## Start
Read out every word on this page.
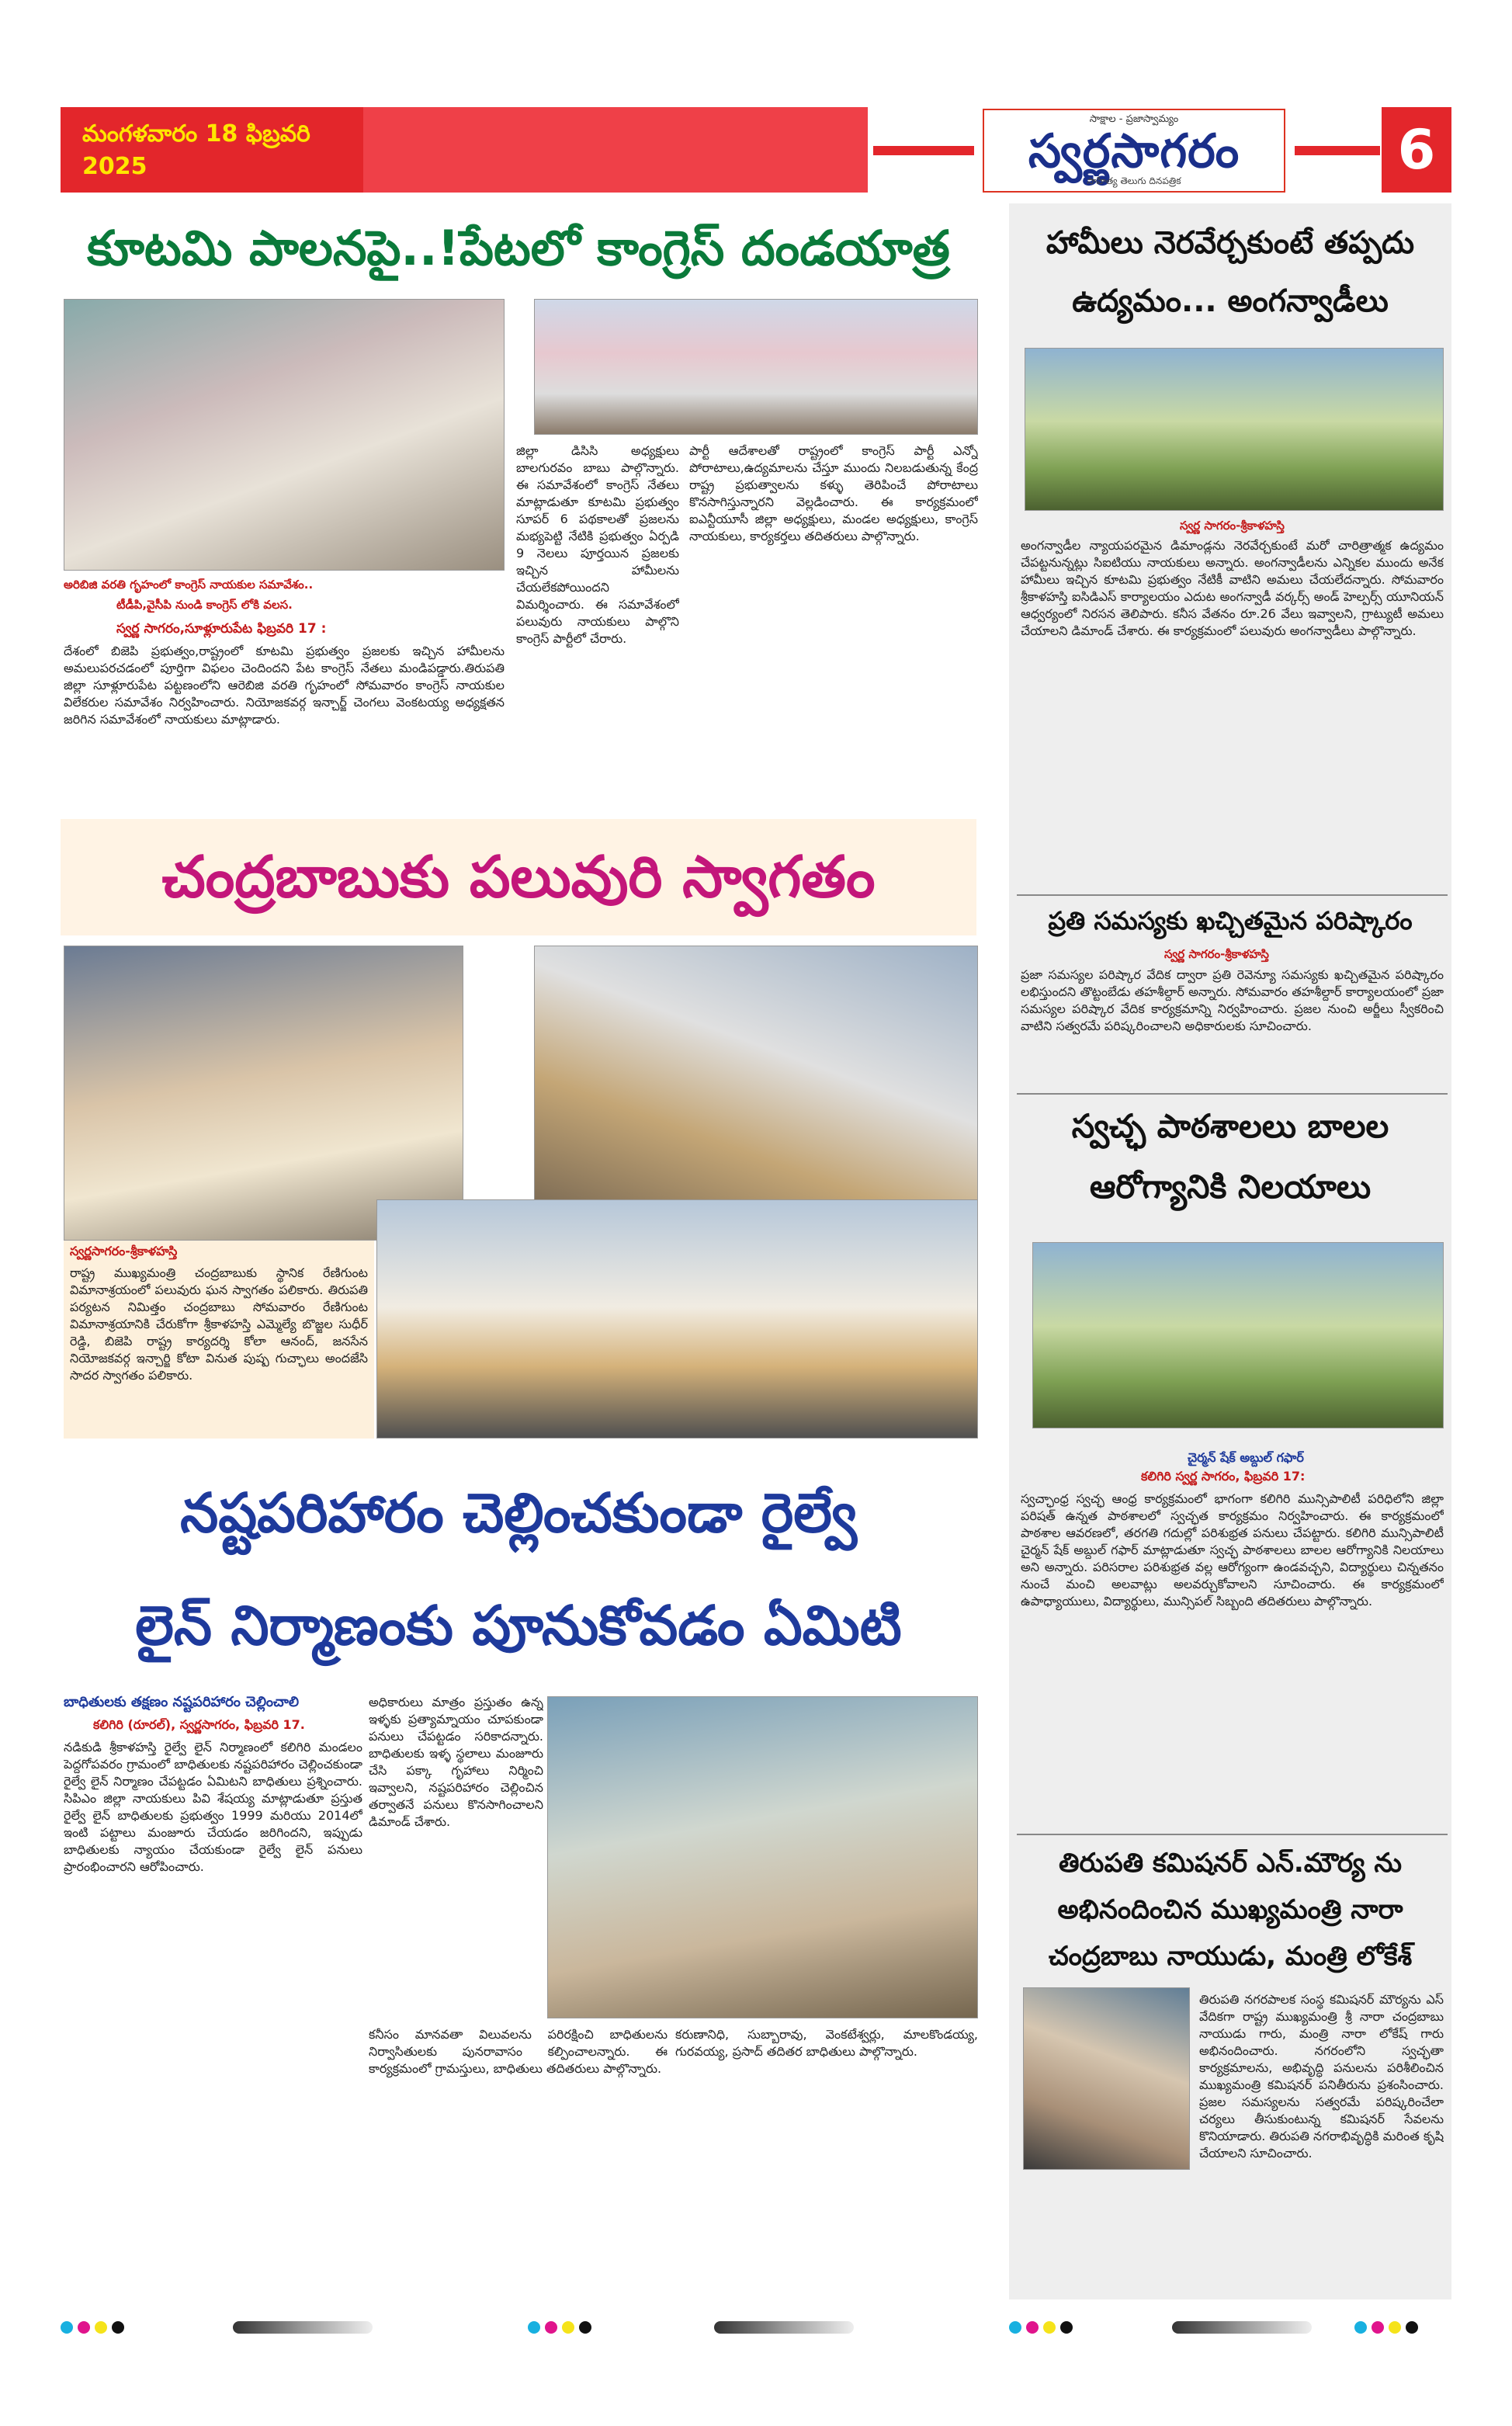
మంగళవారం 18 ఫిబ్రవరి 2025
సాక్షాల - ప్రజాస్వామ్యం
స్వర్ణసాగరం
సాహిత్య తెలుగు దినపత్రిక	6
కూటమి పాలనపై..!పేటలో కాంగ్రెస్ దండయాత్ర
అరిబిజి వరతి గృహంలో కాంగ్రెస్ నాయకుల సమావేశం..
టీడీపి,వైసీపి నుండి కాంగ్రెస్ లోకి వలస.
స్వర్ణ సాగరం,సూళ్లూరుపేట ఫిబ్రవరి 17 :
దేశంలో బిజెపి ప్రభుత్వం,రాష్ట్రంలో కూటమి ప్రభుత్వం ప్రజలకు ఇచ్చిన హామీలను అమలుపరచడంలో పూర్తిగా విఫలం చెందిందని పేట కాంగ్రెస్ నేతలు మండిపడ్డారు.తిరుపతి జిల్లా సూళ్లూరుపేట పట్టణంలోని ఆరెబిజి వరతి గృహంలో సోమవారం కాంగ్రెస్ నాయకుల విలేకరుల సమావేశం నిర్వహించారు. నియోజకవర్గ ఇన్చార్జ్ చెంగలు వెంకటయ్య అధ్యక్షతన జరిగిన సమావేశంలో నాయకులు మాట్లాడారు.
జిల్లా డిసిసి అధ్యక్షులు బాలగురవం బాబు పాల్గొన్నారు. ఈ సమావేశంలో కాంగ్రెస్ నేతలు మాట్లాడుతూ కూటమి ప్రభుత్వం సూపర్ 6 పథకాలతో ప్రజలను మభ్యపెట్టి నేటికి ప్రభుత్వం ఏర్పడి 9 నెలలు పూర్తయిన ప్రజలకు ఇచ్చిన హామీలను చేయలేకపోయిందని విమర్శించారు. ఈ సమావేశంలో పలువురు నాయకులు పాల్గొని కాంగ్రెస్ పార్టీలో చేరారు.
పార్టీ ఆదేశాలతో రాష్ట్రంలో కాంగ్రెస్ పార్టీ ఎన్నో పోరాటాలు,ఉద్యమాలను చేస్తూ ముందు నిలబడుతున్న కేంద్ర రాష్ట్ర ప్రభుత్వాలను కళ్ళు తెరిపించే పోరాటాలు కొనసాగిస్తున్నారని వెల్లడించారు. ఈ కార్యక్రమంలో ఐఎన్టీయూసీ జిల్లా అధ్యక్షులు, మండల అధ్యక్షులు, కాంగ్రెస్ నాయకులు, కార్యకర్తలు తదితరులు పాల్గొన్నారు.
చంద్రబాబుకు పలువురి స్వాగతం
స్వర్ణసాగరం-శ్రీకాళహస్తి
రాష్ట్ర ముఖ్యమంత్రి చంద్రబాబుకు స్థానిక రేణిగుంట విమానాశ్రయంలో పలువురు ఘన స్వాగతం పలికారు. తిరుపతి పర్యటన నిమిత్తం చంద్రబాబు సోమవారం రేణిగుంట విమానాశ్రయానికి చేరుకోగా శ్రీకాళహస్తి ఎమ్మెల్యే బొజ్జల సుధీర్ రెడ్డి, బిజెపి రాష్ట్ర కార్యదర్శి కోలా ఆనంద్, జనసేన నియోజకవర్గ ఇన్చార్జి కోటా వినుత పుష్ప గుచ్ఛాలు అందజేసి సాదర స్వాగతం పలికారు.
నష్టపరిహారం చెల్లించకుండా రైల్వే
లైన్ నిర్మాణంకు పూనుకోవడం ఏమిటి
బాధితులకు తక్షణం నష్టపరిహారం చెల్లించాలి
కలిగిరి (రూరల్), స్వర్ణసాగరం, ఫిబ్రవరి 17.
నడికుడి శ్రీకాళహస్తి రైల్వే లైన్ నిర్మాణంలో కలిగిరి మండలం పెద్దగోపవరం గ్రామంలో బాధితులకు నష్టపరిహారం చెల్లించకుండా రైల్వే లైన్ నిర్మాణం చేపట్టడం ఏమిటని బాధితులు ప్రశ్నించారు. సిపిఎం జిల్లా నాయకులు పివి శేషయ్య మాట్లాడుతూ ప్రస్తుత రైల్వే లైన్ బాధితులకు ప్రభుత్వం 1999 మరియు 2014లో ఇంటి పట్టాలు మంజూరు చేయడం జరిగిందని, ఇప్పుడు బాధితులకు న్యాయం చేయకుండా రైల్వే లైన్ పనులు ప్రారంభించారని ఆరోపించారు.
అధికారులు మాత్రం ప్రస్తుతం ఉన్న ఇళ్ళకు ప్రత్యామ్నాయం చూపకుండా పనులు చేపట్టడం సరికాదన్నారు. బాధితులకు ఇళ్ళ స్థలాలు మంజూరు చేసి పక్కా గృహాలు నిర్మించి ఇవ్వాలని, నష్టపరిహారం చెల్లించిన తర్వాతనే పనులు కొనసాగించాలని డిమాండ్ చేశారు.
కనీసం మానవతా విలువలను పరిరక్షించి బాధితులను నిర్వాసితులకు పునరావాసం కల్పించాలన్నారు. ఈ కార్యక్రమంలో గ్రామస్తులు, బాధితులు తదితరులు పాల్గొన్నారు.
కరుణానిధి, సుబ్బారావు, వెంకటేశ్వర్లు, మాలకొండయ్య, గురవయ్య, ప్రసాద్ తదితర బాధితులు పాల్గొన్నారు.
హామీలు నెరవేర్చకుంటే తప్పదు
ఉద్యమం... అంగన్వాడీలు
స్వర్ణ సాగరం-శ్రీకాళహస్తి
అంగన్వాడీల న్యాయపరమైన డిమాండ్లను నెరవేర్చకుంటే మరో చారిత్రాత్మక ఉద్యమం చేపట్టనున్నట్లు సిఐటియు నాయకులు అన్నారు. అంగన్వాడీలను ఎన్నికల ముందు అనేక హామీలు ఇచ్చిన కూటమి ప్రభుత్వం నేటికీ వాటిని అమలు చేయలేదన్నారు. సోమవారం శ్రీకాళహస్తి ఐసిడిఎస్ కార్యాలయం ఎదుట అంగన్వాడీ వర్కర్స్ అండ్ హెల్పర్స్ యూనియన్ ఆధ్వర్యంలో నిరసన తెలిపారు. కనీస వేతనం రూ.26 వేలు ఇవ్వాలని, గ్రాట్యుటీ అమలు చేయాలని డిమాండ్ చేశారు. ఈ కార్యక్రమంలో పలువురు అంగన్వాడీలు పాల్గొన్నారు.
ప్రతి సమస్యకు ఖచ్చితమైన పరిష్కారం
స్వర్ణ సాగరం-శ్రీకాళహస్తి
ప్రజా సమస్యల పరిష్కార వేదిక ద్వారా ప్రతి రెవెన్యూ సమస్యకు ఖచ్చితమైన పరిష్కారం లభిస్తుందని తొట్టంబేడు తహశీల్దార్ అన్నారు. సోమవారం తహశీల్దార్ కార్యాలయంలో ప్రజా సమస్యల పరిష్కార వేదిక కార్యక్రమాన్ని నిర్వహించారు. ప్రజల నుంచి అర్జీలు స్వీకరించి వాటిని సత్వరమే పరిష్కరించాలని అధికారులకు సూచించారు.
స్వచ్ఛ పాఠశాలలు బాలల
ఆరోగ్యానికి నిలయాలు
చైర్మన్ షేక్ అబ్దుల్ గఫార్
కలిగిరి స్వర్ణ సాగరం, ఫిబ్రవరి 17:
స్వచ్ఛాంధ్ర స్వచ్ఛ ఆంధ్ర కార్యక్రమంలో భాగంగా కలిగిరి మున్సిపాలిటీ పరిధిలోని జిల్లా పరిషత్ ఉన్నత పాఠశాలలో స్వచ్ఛత కార్యక్రమం నిర్వహించారు. ఈ కార్యక్రమంలో పాఠశాల ఆవరణలో, తరగతి గదుల్లో పరిశుభ్రత పనులు చేపట్టారు. కలిగిరి మున్సిపాలిటీ చైర్మన్ షేక్ అబ్దుల్ గఫార్ మాట్లాడుతూ స్వచ్ఛ పాఠశాలలు బాలల ఆరోగ్యానికి నిలయాలు అని అన్నారు. పరిసరాల పరిశుభ్రత వల్ల ఆరోగ్యంగా ఉండవచ్చని, విద్యార్థులు చిన్నతనం నుంచే మంచి అలవాట్లు అలవర్చుకోవాలని సూచించారు. ఈ కార్యక్రమంలో ఉపాధ్యాయులు, విద్యార్థులు, మున్సిపల్ సిబ్బంది తదితరులు పాల్గొన్నారు.
తిరుపతి కమిషనర్ ఎన్.మౌర్య ను
అభినందించిన ముఖ్యమంత్రి నారా
చంద్రబాబు నాయుడు, మంత్రి లోకేశ్
తిరుపతి నగరపాలక సంస్థ కమిషనర్ మౌర్యను ఎస్ వేదికగా రాష్ట్ర ముఖ్యమంత్రి శ్రీ నారా చంద్రబాబు నాయుడు గారు, మంత్రి నారా లోకేష్ గారు అభినందించారు. నగరంలోని స్వచ్ఛతా కార్యక్రమాలను, అభివృద్ధి పనులను పరిశీలించిన ముఖ్యమంత్రి కమిషనర్ పనితీరును ప్రశంసించారు. ప్రజల సమస్యలను సత్వరమే పరిష్కరించేలా చర్యలు తీసుకుంటున్న కమిషనర్ సేవలను కొనియాడారు. తిరుపతి నగరాభివృద్ధికి మరింత కృషి చేయాలని సూచించారు.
## End
**EXERCISE**
Find the lines above that include the string "రజలక" and copy them.

**CORRECT RESULT**
దేశంలో బిజెపి ప్రభుత్వం,రాష్ట్రంలో కూటమి ప్రభుత్వం ప్రజలకు ఇచ్చిన హామీలను అమలుపరచడంలో పూర్తిగా విఫలం చెందిందని పేట కాంగ్రెస్ నేతలు మండిపడ్డారు.తిరుపతి జిల్లా సూళ్లూరుపేట పట్టణంలోని ఆరెబిజి వరతి గృహంలో సోమవారం కాంగ్రెస్ నాయకుల విలేకరుల సమావేశం నిర్వహించారు. నియోజకవర్గ ఇన్చార్జ్ చెంగలు వెంకటయ్య అధ్యక్షతన జరిగిన సమావేశంలో నాయకులు మాట్లాడారు.
జిల్లా డిసిసి అధ్యక్షులు బాలగురవం బాబు పాల్గొన్నారు. ఈ సమావేశంలో కాంగ్రెస్ నేతలు మాట్లాడుతూ కూటమి ప్రభుత్వం సూపర్ 6 పథకాలతో ప్రజలను మభ్యపెట్టి నేటికి ప్రభుత్వం ఏర్పడి 9 నెలలు పూర్తయిన ప్రజలకు ఇచ్చిన హామీలను చేయలేకపోయిందని విమర్శించారు. ఈ సమావేశంలో పలువురు నాయకులు పాల్గొని కాంగ్రెస్ పార్టీలో చేరారు.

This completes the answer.